--- Material supplied ---
= = = = = = =

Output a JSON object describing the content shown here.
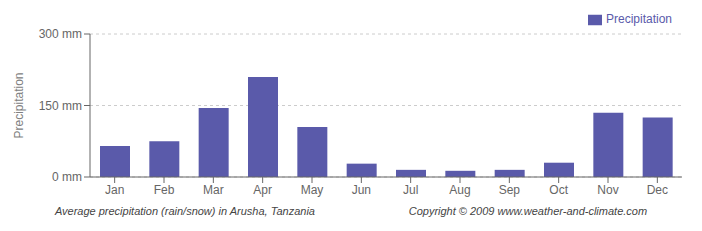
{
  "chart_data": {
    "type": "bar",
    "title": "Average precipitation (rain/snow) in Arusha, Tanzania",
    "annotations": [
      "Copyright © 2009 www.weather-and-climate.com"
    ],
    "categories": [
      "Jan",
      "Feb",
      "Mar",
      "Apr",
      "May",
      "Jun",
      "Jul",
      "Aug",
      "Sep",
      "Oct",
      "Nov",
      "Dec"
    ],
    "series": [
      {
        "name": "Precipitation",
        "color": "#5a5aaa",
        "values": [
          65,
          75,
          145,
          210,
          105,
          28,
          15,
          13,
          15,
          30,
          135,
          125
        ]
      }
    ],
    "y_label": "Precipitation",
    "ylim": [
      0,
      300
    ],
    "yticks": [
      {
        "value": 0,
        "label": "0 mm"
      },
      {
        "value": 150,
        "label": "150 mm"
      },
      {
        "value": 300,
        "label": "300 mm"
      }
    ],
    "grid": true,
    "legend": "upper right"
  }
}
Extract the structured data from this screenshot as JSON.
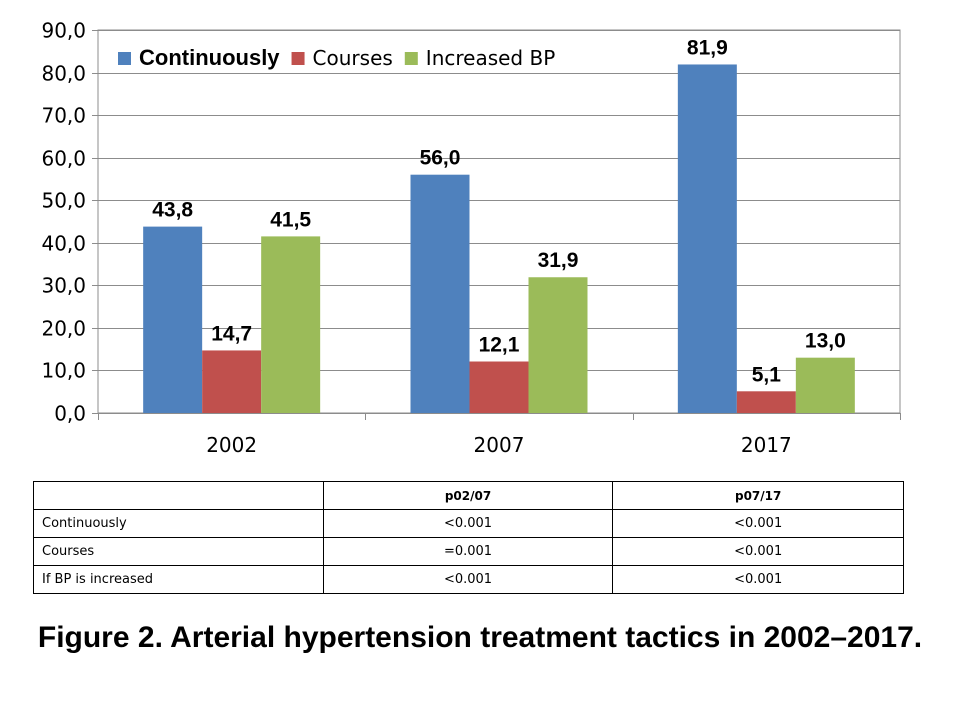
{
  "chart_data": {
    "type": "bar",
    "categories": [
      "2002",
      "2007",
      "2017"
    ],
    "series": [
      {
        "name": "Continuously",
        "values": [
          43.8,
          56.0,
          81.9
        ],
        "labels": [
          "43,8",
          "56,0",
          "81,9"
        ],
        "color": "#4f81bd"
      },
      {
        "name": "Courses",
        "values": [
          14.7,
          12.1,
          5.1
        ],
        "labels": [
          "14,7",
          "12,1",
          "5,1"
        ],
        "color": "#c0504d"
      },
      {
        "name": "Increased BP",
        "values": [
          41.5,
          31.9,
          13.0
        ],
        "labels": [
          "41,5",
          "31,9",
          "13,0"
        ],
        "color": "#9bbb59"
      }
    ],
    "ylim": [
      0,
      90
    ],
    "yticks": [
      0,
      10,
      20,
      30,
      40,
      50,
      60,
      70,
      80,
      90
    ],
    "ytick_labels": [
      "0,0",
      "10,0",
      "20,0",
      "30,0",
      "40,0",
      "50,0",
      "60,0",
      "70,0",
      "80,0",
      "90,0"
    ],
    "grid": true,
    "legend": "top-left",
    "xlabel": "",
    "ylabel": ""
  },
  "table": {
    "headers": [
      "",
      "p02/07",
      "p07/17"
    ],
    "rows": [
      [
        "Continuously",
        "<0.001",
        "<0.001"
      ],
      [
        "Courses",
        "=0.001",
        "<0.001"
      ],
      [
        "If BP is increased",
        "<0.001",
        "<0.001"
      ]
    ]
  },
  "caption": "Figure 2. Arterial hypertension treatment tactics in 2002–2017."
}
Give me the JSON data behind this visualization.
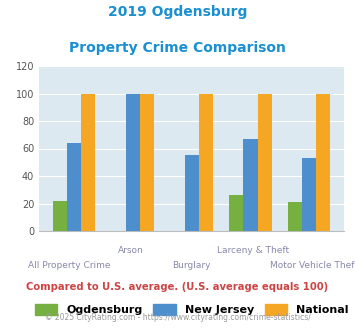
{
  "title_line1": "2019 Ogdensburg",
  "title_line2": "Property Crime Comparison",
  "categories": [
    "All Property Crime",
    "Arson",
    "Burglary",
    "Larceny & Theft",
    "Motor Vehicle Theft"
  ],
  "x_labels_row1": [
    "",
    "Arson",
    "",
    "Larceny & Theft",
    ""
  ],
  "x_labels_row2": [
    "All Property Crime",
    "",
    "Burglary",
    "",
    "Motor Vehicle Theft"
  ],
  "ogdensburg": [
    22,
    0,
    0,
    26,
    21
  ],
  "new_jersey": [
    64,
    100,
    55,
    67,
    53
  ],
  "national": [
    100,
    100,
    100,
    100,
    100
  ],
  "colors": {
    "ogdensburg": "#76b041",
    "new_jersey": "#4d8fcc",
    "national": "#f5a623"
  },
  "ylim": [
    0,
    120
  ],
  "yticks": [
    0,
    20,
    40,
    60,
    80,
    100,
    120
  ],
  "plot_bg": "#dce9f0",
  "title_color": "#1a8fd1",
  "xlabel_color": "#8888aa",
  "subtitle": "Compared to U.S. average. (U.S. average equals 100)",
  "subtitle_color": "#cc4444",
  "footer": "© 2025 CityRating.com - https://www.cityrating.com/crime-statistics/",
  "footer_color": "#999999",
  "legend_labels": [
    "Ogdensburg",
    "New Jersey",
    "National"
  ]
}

= = = = = = =

Transcribe the material as is, with images omitted.

Output a JSON object describing the content shown here.
{
  "chart_data": {
    "type": "bar",
    "title": "Average precipitation (rain/snow) in Arusha, Tanzania",
    "annotations": [
      "Copyright © 2009 www.weather-and-climate.com"
    ],
    "categories": [
      "Jan",
      "Feb",
      "Mar",
      "Apr",
      "May",
      "Jun",
      "Jul",
      "Aug",
      "Sep",
      "Oct",
      "Nov",
      "Dec"
    ],
    "series": [
      {
        "name": "Precipitation",
        "color": "#5a5aaa",
        "values": [
          65,
          75,
          145,
          210,
          105,
          28,
          15,
          13,
          15,
          30,
          135,
          125
        ]
      }
    ],
    "y_label": "Precipitation",
    "ylim": [
      0,
      300
    ],
    "yticks": [
      {
        "value": 0,
        "label": "0 mm"
      },
      {
        "value": 150,
        "label": "150 mm"
      },
      {
        "value": 300,
        "label": "300 mm"
      }
    ],
    "grid": true,
    "legend": "upper right"
  }
}
Extract the structured data from this screenshot as JSON.
{
  "chart_data": {
    "type": "bar",
    "categories": [
      "2002",
      "2007",
      "2017"
    ],
    "series": [
      {
        "name": "Continuously",
        "values": [
          43.8,
          56.0,
          81.9
        ],
        "labels": [
          "43,8",
          "56,0",
          "81,9"
        ],
        "color": "#4f81bd"
      },
      {
        "name": "Courses",
        "values": [
          14.7,
          12.1,
          5.1
        ],
        "labels": [
          "14,7",
          "12,1",
          "5,1"
        ],
        "color": "#c0504d"
      },
      {
        "name": "Increased BP",
        "values": [
          41.5,
          31.9,
          13.0
        ],
        "labels": [
          "41,5",
          "31,9",
          "13,0"
        ],
        "color": "#9bbb59"
      }
    ],
    "ylim": [
      0,
      90
    ],
    "yticks": [
      0,
      10,
      20,
      30,
      40,
      50,
      60,
      70,
      80,
      90
    ],
    "ytick_labels": [
      "0,0",
      "10,0",
      "20,0",
      "30,0",
      "40,0",
      "50,0",
      "60,0",
      "70,0",
      "80,0",
      "90,0"
    ],
    "grid": true,
    "legend": "top-left",
    "xlabel": "",
    "ylabel": ""
  },
  "table": {
    "headers": [
      "",
      "p02/07",
      "p07/17"
    ],
    "rows": [
      [
        "Continuously",
        "<0.001",
        "<0.001"
      ],
      [
        "Courses",
        "=0.001",
        "<0.001"
      ],
      [
        "If BP is increased",
        "<0.001",
        "<0.001"
      ]
    ]
  },
  "caption": "Figure 2. Arterial hypertension treatment tactics in 2002–2017."
}
Give me the JSON data behind this visualization.
{
  "title_line1": "2019 Ogdensburg",
  "title_line2": "Property Crime Comparison",
  "categories": [
    "All Property Crime",
    "Arson",
    "Burglary",
    "Larceny & Theft",
    "Motor Vehicle Theft"
  ],
  "x_labels_row1": [
    "",
    "Arson",
    "",
    "Larceny & Theft",
    ""
  ],
  "x_labels_row2": [
    "All Property Crime",
    "",
    "Burglary",
    "",
    "Motor Vehicle Theft"
  ],
  "ogdensburg": [
    22,
    0,
    0,
    26,
    21
  ],
  "new_jersey": [
    64,
    100,
    55,
    67,
    53
  ],
  "national": [
    100,
    100,
    100,
    100,
    100
  ],
  "colors": {
    "ogdensburg": "#76b041",
    "new_jersey": "#4d8fcc",
    "national": "#f5a623"
  },
  "ylim": [
    0,
    120
  ],
  "yticks": [
    0,
    20,
    40,
    60,
    80,
    100,
    120
  ],
  "plot_bg": "#dce9f0",
  "title_color": "#1a8fd1",
  "xlabel_color": "#8888aa",
  "subtitle": "Compared to U.S. average. (U.S. average equals 100)",
  "subtitle_color": "#cc4444",
  "footer": "© 2025 CityRating.com - https://www.cityrating.com/crime-statistics/",
  "footer_color": "#999999",
  "legend_labels": [
    "Ogdensburg",
    "New Jersey",
    "National"
  ]
}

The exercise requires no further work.